>> Start GIVEN INFORMATION
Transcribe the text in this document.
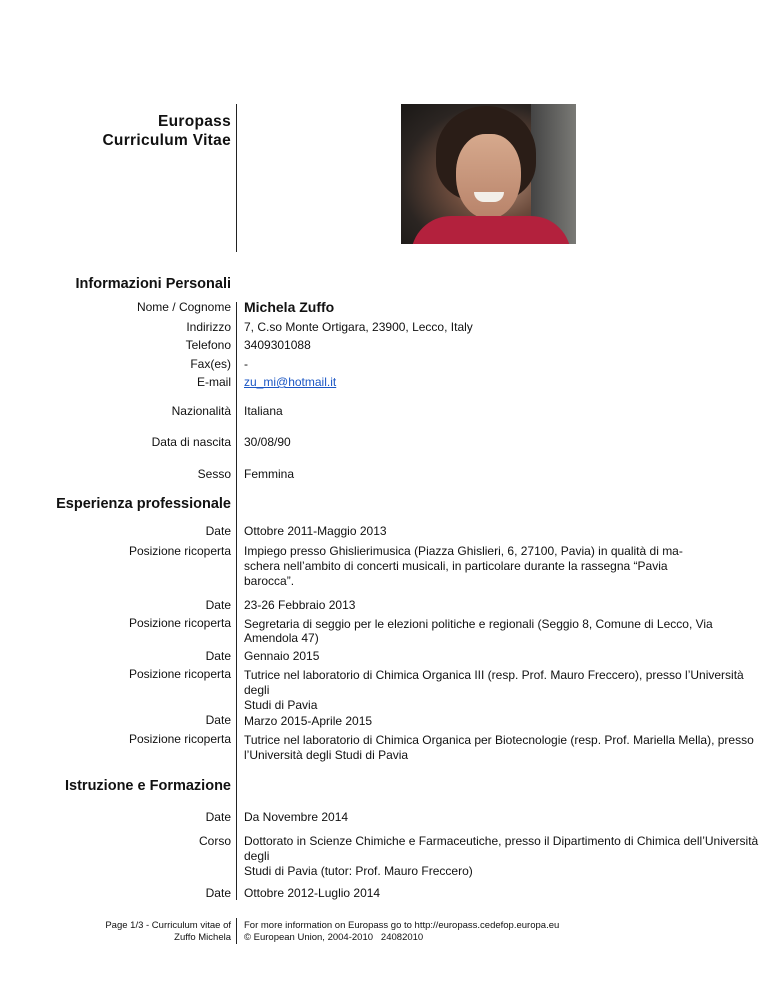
Europass
Curriculum Vitae
Informazioni Personali
Nome / Cognome Michela Zuffo
Indirizzo 7, C.so Monte Ortigara, 23900, Lecco, Italy
Telefono 3409301088
Fax(es) -
E-mail zu_mi@hotmail.it
Nazionalità Italiana
Data di nascita 30/08/90
Sesso Femmina
Esperienza professionale
Date Ottobre 2011-Maggio 2013
Posizione ricoperta Impiego presso Ghislierimusica (Piazza Ghislieri, 6, 27100, Pavia) in qualità di ma-
schera nell’ambito di concerti musicali, in particolare durante la rassegna “Pavia
barocca”.
Date 23-26 Febbraio 2013
Posizione ricoperta Segretaria di seggio per le elezioni politiche e regionali (Seggio 8, Comune di Lecco, Via Amendola 47)
Date Gennaio 2015
Posizione ricoperta Tutrice nel laboratorio di Chimica Organica III (resp. Prof. Mauro Freccero), presso l’Università degli
Studi di Pavia
Date Marzo 2015-Aprile 2015
Posizione ricoperta Tutrice nel laboratorio di Chimica Organica per Biotecnologie (resp. Prof. Mariella Mella), presso
l’Università degli Studi di Pavia
Istruzione e Formazione
Date Da Novembre 2014
Corso Dottorato in Scienze Chimiche e Farmaceutiche, presso il Dipartimento di Chimica dell’Università degli
Studi di Pavia (tutor: Prof. Mauro Freccero)
Date Ottobre 2012-Luglio 2014
Page 1/3 - Curriculum vitae of
Zuffo Michela
For more information on Europass go to http://europass.cedefop.europa.eu
© European Union, 2004-2010   24082010
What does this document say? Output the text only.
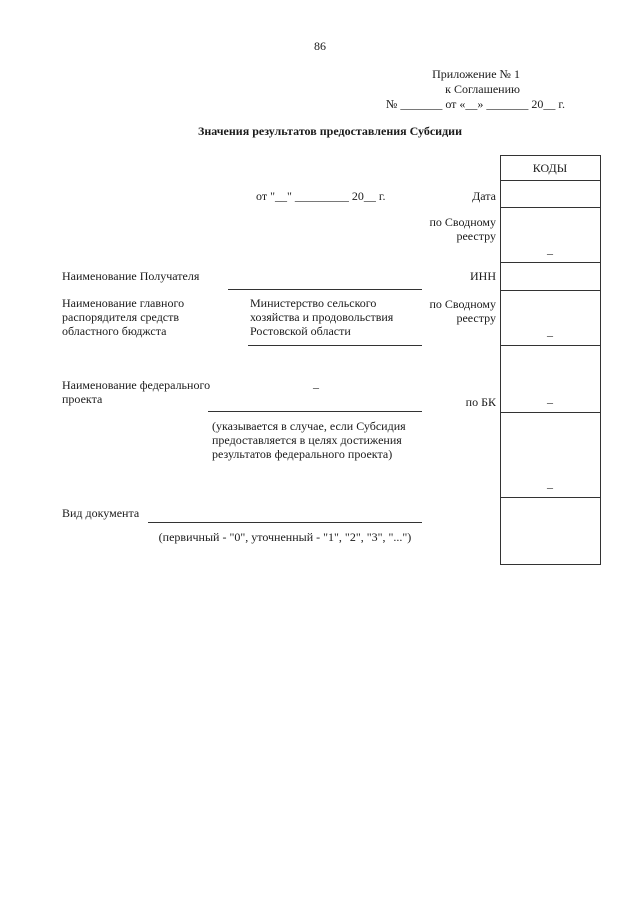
86
Приложение № 1
к Соглашению
№ _______ от «__» _______ 20__ г.
Значения результатов предоставления Субсидии
КОДЫ
–
–
–
–
Дата
по Сводному реестру
ИНН
по Сводному реестру
по БК
от "__" _________ 20__ г.
Наименование Получателя
Наименование главного распорядителя средств областного бюджста
Министерство сельского хозяйства и продовольствия Ростовской области
Наименование федерального проекта
–
(указывается в случае, если Субсидия предоставляется в целях достижения результатов федерального проекта)
Вид документа
(первичный - "0", уточненный - "1", "2", "3", "...")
>> End GIVEN INFORMATION
GOAL >>
Beginning with the line that holds "What does this", extract every line to the end of the material, exactly as it stands, and drop the pictures.

SOLUTION >>
What does this document say? Output the text only.
86
Приложение № 1
к Соглашению
№ _______ от «__» _______ 20__ г.
Значения результатов предоставления Субсидии
КОДЫ
–
–
–
–
Дата
по Сводному реестру
ИНН
по Сводному реестру
по БК
от "__" _________ 20__ г.
Наименование Получателя
Наименование главного распорядителя средств областного бюджста
Министерство сельского хозяйства и продовольствия Ростовской области
Наименование федерального проекта
–
(указывается в случае, если Субсидия предоставляется в целях достижения результатов федерального проекта)
Вид документа
(первичный - "0", уточненный - "1", "2", "3", "...")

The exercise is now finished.